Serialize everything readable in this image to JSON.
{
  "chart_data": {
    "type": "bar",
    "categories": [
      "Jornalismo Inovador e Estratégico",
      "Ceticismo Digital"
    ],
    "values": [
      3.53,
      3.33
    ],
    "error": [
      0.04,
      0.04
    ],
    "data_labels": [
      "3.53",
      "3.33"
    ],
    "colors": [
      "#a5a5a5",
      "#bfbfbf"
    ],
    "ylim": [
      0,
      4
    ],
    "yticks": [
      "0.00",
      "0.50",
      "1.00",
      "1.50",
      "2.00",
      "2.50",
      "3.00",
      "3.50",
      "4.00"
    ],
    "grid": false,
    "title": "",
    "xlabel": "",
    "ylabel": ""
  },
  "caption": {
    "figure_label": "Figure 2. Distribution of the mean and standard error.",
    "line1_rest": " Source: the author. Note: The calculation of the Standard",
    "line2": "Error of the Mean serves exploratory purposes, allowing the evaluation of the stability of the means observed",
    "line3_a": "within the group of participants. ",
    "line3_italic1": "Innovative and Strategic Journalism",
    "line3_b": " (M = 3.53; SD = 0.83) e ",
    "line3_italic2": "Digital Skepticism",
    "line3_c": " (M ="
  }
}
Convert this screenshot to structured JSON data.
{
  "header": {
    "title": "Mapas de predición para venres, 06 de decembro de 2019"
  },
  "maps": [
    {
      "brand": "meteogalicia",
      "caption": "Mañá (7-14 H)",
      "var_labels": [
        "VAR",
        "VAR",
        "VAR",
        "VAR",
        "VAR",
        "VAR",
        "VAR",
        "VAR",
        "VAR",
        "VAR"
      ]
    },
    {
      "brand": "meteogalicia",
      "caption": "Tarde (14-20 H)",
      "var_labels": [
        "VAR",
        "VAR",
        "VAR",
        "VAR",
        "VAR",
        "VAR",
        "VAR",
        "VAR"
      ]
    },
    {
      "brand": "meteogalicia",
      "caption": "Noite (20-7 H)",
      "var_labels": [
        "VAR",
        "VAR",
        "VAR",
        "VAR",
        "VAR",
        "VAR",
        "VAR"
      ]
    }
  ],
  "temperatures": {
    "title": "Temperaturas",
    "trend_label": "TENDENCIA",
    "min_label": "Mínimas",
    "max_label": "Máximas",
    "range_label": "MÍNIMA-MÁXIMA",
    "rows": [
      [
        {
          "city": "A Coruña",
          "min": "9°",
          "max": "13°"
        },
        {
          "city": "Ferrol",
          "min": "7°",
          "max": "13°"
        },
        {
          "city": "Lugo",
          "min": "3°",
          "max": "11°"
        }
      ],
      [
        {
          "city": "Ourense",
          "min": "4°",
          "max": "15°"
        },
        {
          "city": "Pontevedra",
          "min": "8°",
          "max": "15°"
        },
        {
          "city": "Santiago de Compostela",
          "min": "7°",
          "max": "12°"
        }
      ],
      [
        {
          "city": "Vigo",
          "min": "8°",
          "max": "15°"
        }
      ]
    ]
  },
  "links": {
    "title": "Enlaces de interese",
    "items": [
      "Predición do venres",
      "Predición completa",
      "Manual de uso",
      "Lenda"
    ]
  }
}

※

**To do**
Print every record exactly as it was given.

**Solution to this task**
Serialize everything readable in this image to JSON.
{
  "chart_data": {
    "type": "bar",
    "categories": [
      "Jornalismo Inovador e Estratégico",
      "Ceticismo Digital"
    ],
    "values": [
      3.53,
      3.33
    ],
    "error": [
      0.04,
      0.04
    ],
    "data_labels": [
      "3.53",
      "3.33"
    ],
    "colors": [
      "#a5a5a5",
      "#bfbfbf"
    ],
    "ylim": [
      0,
      4
    ],
    "yticks": [
      "0.00",
      "0.50",
      "1.00",
      "1.50",
      "2.00",
      "2.50",
      "3.00",
      "3.50",
      "4.00"
    ],
    "grid": false,
    "title": "",
    "xlabel": "",
    "ylabel": ""
  },
  "caption": {
    "figure_label": "Figure 2. Distribution of the mean and standard error.",
    "line1_rest": " Source: the author. Note: The calculation of the Standard",
    "line2": "Error of the Mean serves exploratory purposes, allowing the evaluation of the stability of the means observed",
    "line3_a": "within the group of participants. ",
    "line3_italic1": "Innovative and Strategic Journalism",
    "line3_b": " (M = 3.53; SD = 0.83) e ",
    "line3_italic2": "Digital Skepticism",
    "line3_c": " (M ="
  }
}
Convert this screenshot to structured JSON data.
{
  "header": {
    "title": "Mapas de predición para venres, 06 de decembro de 2019"
  },
  "maps": [
    {
      "brand": "meteogalicia",
      "caption": "Mañá (7-14 H)",
      "var_labels": [
        "VAR",
        "VAR",
        "VAR",
        "VAR",
        "VAR",
        "VAR",
        "VAR",
        "VAR",
        "VAR",
        "VAR"
      ]
    },
    {
      "brand": "meteogalicia",
      "caption": "Tarde (14-20 H)",
      "var_labels": [
        "VAR",
        "VAR",
        "VAR",
        "VAR",
        "VAR",
        "VAR",
        "VAR",
        "VAR"
      ]
    },
    {
      "brand": "meteogalicia",
      "caption": "Noite (20-7 H)",
      "var_labels": [
        "VAR",
        "VAR",
        "VAR",
        "VAR",
        "VAR",
        "VAR",
        "VAR"
      ]
    }
  ],
  "temperatures": {
    "title": "Temperaturas",
    "trend_label": "TENDENCIA",
    "min_label": "Mínimas",
    "max_label": "Máximas",
    "range_label": "MÍNIMA-MÁXIMA",
    "rows": [
      [
        {
          "city": "A Coruña",
          "min": "9°",
          "max": "13°"
        },
        {
          "city": "Ferrol",
          "min": "7°",
          "max": "13°"
        },
        {
          "city": "Lugo",
          "min": "3°",
          "max": "11°"
        }
      ],
      [
        {
          "city": "Ourense",
          "min": "4°",
          "max": "15°"
        },
        {
          "city": "Pontevedra",
          "min": "8°",
          "max": "15°"
        },
        {
          "city": "Santiago de Compostela",
          "min": "7°",
          "max": "12°"
        }
      ],
      [
        {
          "city": "Vigo",
          "min": "8°",
          "max": "15°"
        }
      ]
    ]
  },
  "links": {
    "title": "Enlaces de interese",
    "items": [
      "Predición do venres",
      "Predición completa",
      "Manual de uso",
      "Lenda"
    ]
  }
}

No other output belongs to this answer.